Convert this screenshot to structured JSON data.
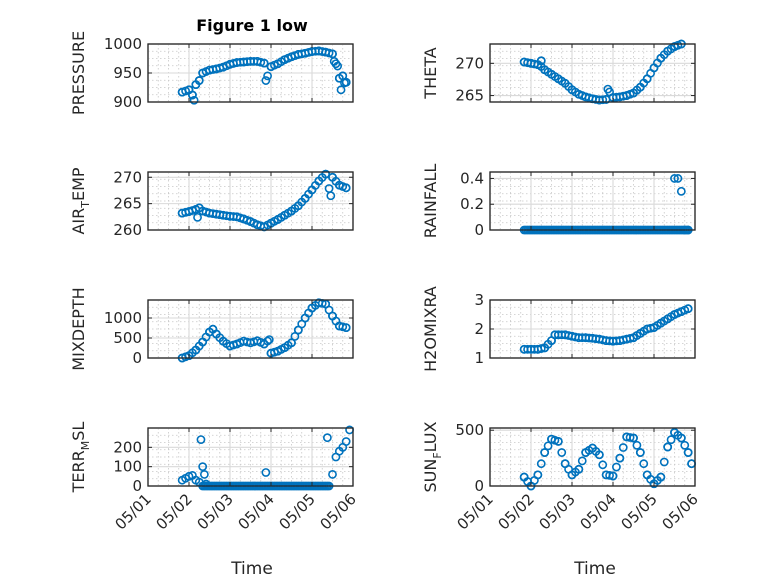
{
  "figure": {
    "title": "Figure 1 low",
    "xlabel": "Time"
  },
  "chart_data": [
    {
      "type": "scatter",
      "ylabel": "PRESSURE",
      "xlim": [
        "05/01",
        "05/06"
      ],
      "x_ticks": [
        "05/01",
        "05/02",
        "05/03",
        "05/04",
        "05/05",
        "05/06"
      ],
      "ylim": [
        900,
        1000
      ],
      "y_ticks": [
        900,
        950,
        1000
      ],
      "x": [
        "05/01 20:00",
        "05/02 00:00",
        "05/02 04:00",
        "05/02 06:00",
        "05/02 08:00",
        "05/02 12:00",
        "05/02 16:00",
        "05/02 20:00",
        "05/03 00:00",
        "05/03 04:00",
        "05/03 08:00",
        "05/03 12:00",
        "05/03 16:00",
        "05/03 20:00",
        "05/04 00:00",
        "05/04 04:00",
        "05/04 08:00",
        "05/04 12:00",
        "05/04 16:00",
        "05/04 20:00",
        "05/05 00:00",
        "05/05 04:00",
        "05/05 08:00",
        "05/05 12:00",
        "05/05 16:00",
        "05/05 20:00",
        "05/02 02:00",
        "05/02 03:00",
        "05/03 21:00",
        "05/05 13:00",
        "05/05 15:00",
        "05/05 17:00",
        "05/05 18:00",
        "05/05 19:00"
      ],
      "y": [
        917,
        921,
        930,
        937,
        950,
        955,
        957,
        960,
        965,
        968,
        969,
        970,
        970,
        967,
        961,
        966,
        973,
        978,
        982,
        984,
        987,
        988,
        986,
        983,
        941,
        934,
        912,
        903,
        937,
        970,
        962,
        921,
        945,
        933
      ]
    },
    {
      "type": "scatter",
      "ylabel": "THETA",
      "xlim": [
        "05/01",
        "05/06"
      ],
      "x_ticks": [
        "05/01",
        "05/02",
        "05/03",
        "05/04",
        "05/05",
        "05/06"
      ],
      "ylim": [
        264,
        273
      ],
      "y_ticks": [
        265,
        270
      ],
      "x": [
        "05/01 20:00",
        "05/02 00:00",
        "05/02 04:00",
        "05/02 06:00",
        "05/02 08:00",
        "05/02 12:00",
        "05/02 16:00",
        "05/02 20:00",
        "05/03 00:00",
        "05/03 04:00",
        "05/03 08:00",
        "05/03 12:00",
        "05/03 16:00",
        "05/03 20:00",
        "05/04 00:00",
        "05/04 04:00",
        "05/04 08:00",
        "05/04 12:00",
        "05/04 16:00",
        "05/04 20:00",
        "05/05 00:00",
        "05/05 04:00",
        "05/05 08:00",
        "05/05 12:00",
        "05/05 16:00",
        "05/05 20:00",
        "05/02 06:00",
        "05/03 21:00"
      ],
      "y": [
        270.2,
        270.0,
        269.8,
        269.5,
        269.0,
        268.3,
        267.6,
        266.9,
        265.9,
        265.2,
        264.8,
        264.5,
        264.3,
        264.4,
        264.7,
        264.8,
        265.0,
        265.4,
        266.3,
        267.6,
        269.3,
        270.8,
        271.9,
        272.6,
        273.0,
        273.3,
        270.4,
        266.0
      ]
    },
    {
      "type": "scatter",
      "ylabel": "AIR_TEMP",
      "ylabel_display": "AIR_TEMP",
      "xlim": [
        "05/01",
        "05/06"
      ],
      "x_ticks": [
        "05/01",
        "05/02",
        "05/03",
        "05/04",
        "05/05",
        "05/06"
      ],
      "ylim": [
        260,
        271
      ],
      "y_ticks": [
        260,
        265,
        270
      ],
      "x": [
        "05/01 20:00",
        "05/02 00:00",
        "05/02 04:00",
        "05/02 06:00",
        "05/02 08:00",
        "05/02 12:00",
        "05/02 16:00",
        "05/02 20:00",
        "05/03 00:00",
        "05/03 04:00",
        "05/03 08:00",
        "05/03 12:00",
        "05/03 16:00",
        "05/03 20:00",
        "05/04 00:00",
        "05/04 04:00",
        "05/04 08:00",
        "05/04 12:00",
        "05/04 16:00",
        "05/04 20:00",
        "05/05 00:00",
        "05/05 04:00",
        "05/05 08:00",
        "05/05 12:00",
        "05/05 16:00",
        "05/05 20:00",
        "05/02 05:00",
        "05/05 11:00"
      ],
      "y": [
        263.2,
        263.5,
        263.9,
        264.2,
        263.6,
        263.2,
        263.0,
        262.8,
        262.6,
        262.5,
        262.1,
        261.6,
        261.0,
        260.6,
        261.3,
        262.0,
        262.8,
        263.6,
        264.6,
        266.0,
        267.6,
        269.3,
        270.6,
        270.0,
        268.5,
        268.0,
        262.4,
        266.5
      ]
    },
    {
      "type": "scatter",
      "ylabel": "RAINFALL",
      "xlim": [
        "05/01",
        "05/06"
      ],
      "x_ticks": [
        "05/01",
        "05/02",
        "05/03",
        "05/04",
        "05/05",
        "05/06"
      ],
      "ylim": [
        0,
        0.45
      ],
      "y_ticks": [
        0,
        0.2,
        0.4
      ],
      "x": [
        "05/05 12:00",
        "05/05 14:00",
        "05/05 16:00",
        "05/05 18:00",
        "05/05 20:00"
      ],
      "y": [
        0.4,
        0.4,
        0.3,
        0,
        0
      ],
      "note_zero_run": [
        "05/01 20:00",
        "05/05 20:00"
      ]
    },
    {
      "type": "scatter",
      "ylabel": "MIXDEPTH",
      "xlim": [
        "05/01",
        "05/06"
      ],
      "x_ticks": [
        "05/01",
        "05/02",
        "05/03",
        "05/04",
        "05/05",
        "05/06"
      ],
      "ylim": [
        0,
        1450
      ],
      "y_ticks": [
        0,
        500,
        1000
      ],
      "x": [
        "05/01 20:00",
        "05/02 00:00",
        "05/02 04:00",
        "05/02 08:00",
        "05/02 12:00",
        "05/02 14:00",
        "05/02 16:00",
        "05/02 20:00",
        "05/03 00:00",
        "05/03 04:00",
        "05/03 08:00",
        "05/03 12:00",
        "05/03 16:00",
        "05/03 20:00",
        "05/03 23:00",
        "05/04 00:00",
        "05/04 04:00",
        "05/04 08:00",
        "05/04 12:00",
        "05/04 16:00",
        "05/04 20:00",
        "05/05 00:00",
        "05/05 04:00",
        "05/05 08:00",
        "05/05 12:00",
        "05/05 16:00",
        "05/05 20:00"
      ],
      "y": [
        0,
        60,
        200,
        400,
        650,
        720,
        600,
        420,
        300,
        350,
        420,
        380,
        430,
        350,
        460,
        120,
        170,
        260,
        380,
        700,
        1000,
        1250,
        1380,
        1350,
        1050,
        800,
        760
      ]
    },
    {
      "type": "scatter",
      "ylabel": "H2OMIXRA",
      "xlim": [
        "05/01",
        "05/06"
      ],
      "x_ticks": [
        "05/01",
        "05/02",
        "05/03",
        "05/04",
        "05/05",
        "05/06"
      ],
      "ylim": [
        1,
        3
      ],
      "y_ticks": [
        1,
        2,
        3
      ],
      "x": [
        "05/01 20:00",
        "05/02 00:00",
        "05/02 04:00",
        "05/02 08:00",
        "05/02 12:00",
        "05/02 14:00",
        "05/02 16:00",
        "05/02 20:00",
        "05/03 00:00",
        "05/03 04:00",
        "05/03 08:00",
        "05/03 12:00",
        "05/03 16:00",
        "05/03 20:00",
        "05/04 00:00",
        "05/04 04:00",
        "05/04 08:00",
        "05/04 12:00",
        "05/04 16:00",
        "05/04 20:00",
        "05/05 00:00",
        "05/05 04:00",
        "05/05 08:00",
        "05/05 12:00",
        "05/05 16:00",
        "05/05 20:00"
      ],
      "y": [
        1.3,
        1.3,
        1.3,
        1.35,
        1.6,
        1.8,
        1.8,
        1.8,
        1.75,
        1.7,
        1.7,
        1.68,
        1.65,
        1.6,
        1.58,
        1.6,
        1.65,
        1.7,
        1.85,
        2.0,
        2.05,
        2.2,
        2.35,
        2.5,
        2.6,
        2.7
      ]
    },
    {
      "type": "scatter",
      "ylabel": "TERR_MSL",
      "ylabel_display": "TERR_MSL",
      "xlim": [
        "05/01",
        "05/06"
      ],
      "x_ticks": [
        "05/01",
        "05/02",
        "05/03",
        "05/04",
        "05/05",
        "05/06"
      ],
      "ylim": [
        0,
        300
      ],
      "y_ticks": [
        0,
        100,
        200
      ],
      "x": [
        "05/01 20:00",
        "05/01 22:00",
        "05/02 00:00",
        "05/02 02:00",
        "05/02 04:00",
        "05/02 06:00",
        "05/02 07:00",
        "05/02 08:00",
        "05/02 09:00",
        "05/02 10:00",
        "05/03 21:00",
        "05/05 09:00",
        "05/05 12:00",
        "05/05 14:00",
        "05/05 16:00",
        "05/05 18:00",
        "05/05 20:00",
        "05/05 22:00"
      ],
      "y": [
        30,
        40,
        50,
        55,
        30,
        20,
        240,
        100,
        60,
        10,
        70,
        250,
        60,
        150,
        180,
        200,
        230,
        290
      ],
      "note_zero_run": [
        "05/02 08:00",
        "05/05 10:00"
      ]
    },
    {
      "type": "scatter",
      "ylabel": "SUN_FLUX",
      "ylabel_display": "SUN_FLUX",
      "xlim": [
        "05/01",
        "05/06"
      ],
      "x_ticks": [
        "05/01",
        "05/02",
        "05/03",
        "05/04",
        "05/05",
        "05/06"
      ],
      "ylim": [
        0,
        520
      ],
      "y_ticks": [
        0,
        500
      ],
      "x": [
        "05/01 20:00",
        "05/02 00:00",
        "05/02 04:00",
        "05/02 08:00",
        "05/02 12:00",
        "05/02 16:00",
        "05/02 20:00",
        "05/03 00:00",
        "05/03 04:00",
        "05/03 08:00",
        "05/03 12:00",
        "05/03 16:00",
        "05/03 20:00",
        "05/04 00:00",
        "05/04 04:00",
        "05/04 08:00",
        "05/04 12:00",
        "05/04 16:00",
        "05/04 20:00",
        "05/05 00:00",
        "05/05 04:00",
        "05/05 08:00",
        "05/05 12:00",
        "05/05 16:00",
        "05/05 20:00",
        "05/05 22:00"
      ],
      "y": [
        80,
        0,
        100,
        300,
        420,
        400,
        200,
        100,
        150,
        300,
        340,
        280,
        100,
        90,
        250,
        440,
        430,
        300,
        100,
        20,
        80,
        350,
        480,
        430,
        300,
        200
      ]
    }
  ]
}
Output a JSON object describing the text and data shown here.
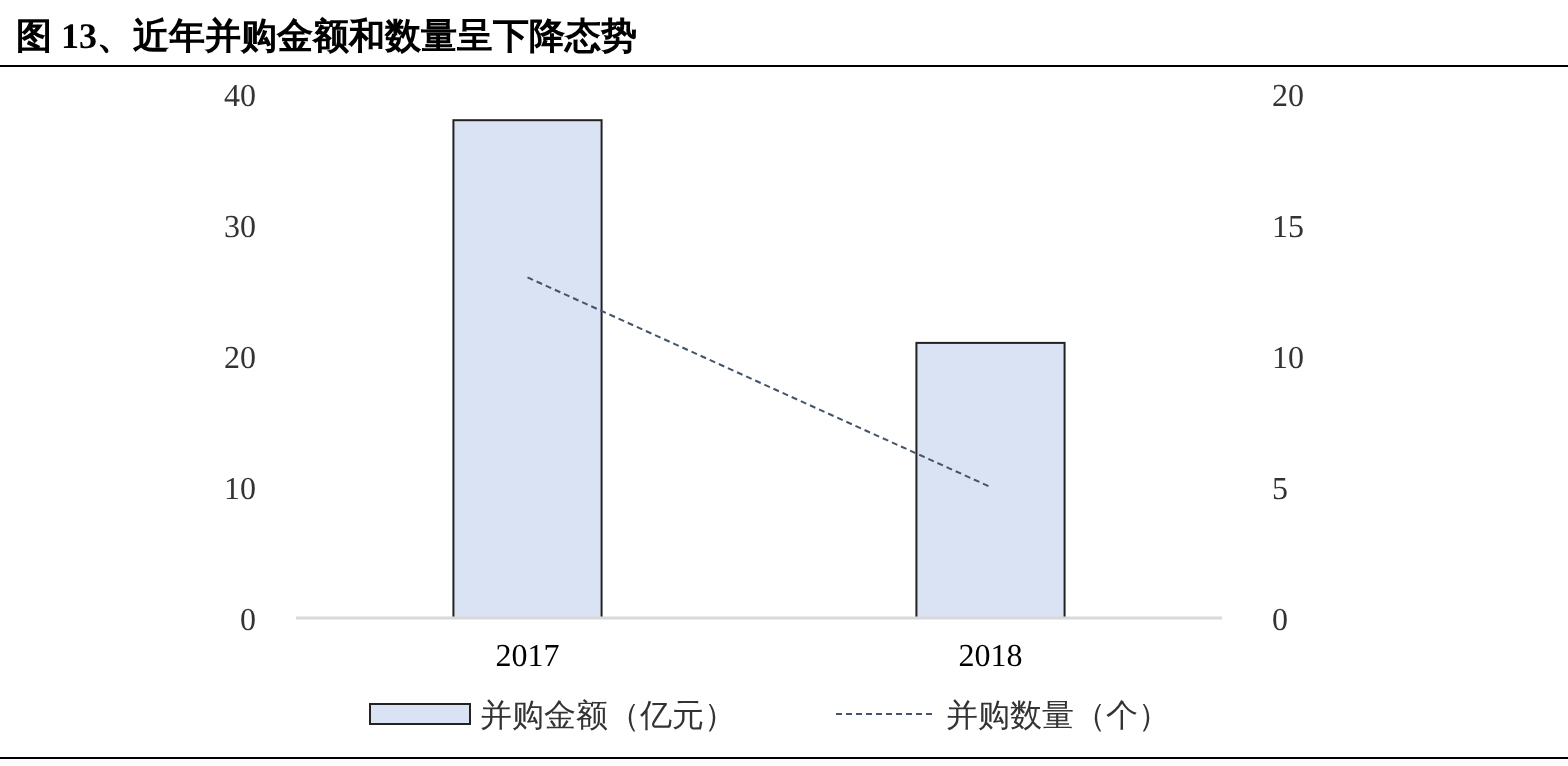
{
  "chart_data": {
    "type": "bar",
    "title": "图 13、近年并购金额和数量呈下降态势",
    "categories": [
      "2017",
      "2018"
    ],
    "series": [
      {
        "name": "并购金额（亿元）",
        "color": "#dae3f3",
        "values": [
          38,
          21
        ]
      },
      {
        "name": "并购数量（个）",
        "type": "line",
        "axis": "y2",
        "color": "#44546a",
        "line_style": "dashed",
        "values": [
          13,
          5
        ]
      }
    ],
    "ylim": [
      0,
      40
    ],
    "yticks": [
      0,
      10,
      20,
      30,
      40
    ],
    "y2lim": [
      0,
      20
    ],
    "y2ticks": [
      0,
      5,
      10,
      15,
      20
    ],
    "legend": "bottom",
    "grid": false
  }
}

Instructions for the task: Extract all lines of the records above that include "JSON".

Task output:
Convert this screenshot to structured JSON data.
Output a JSON object describing the text and data shown here.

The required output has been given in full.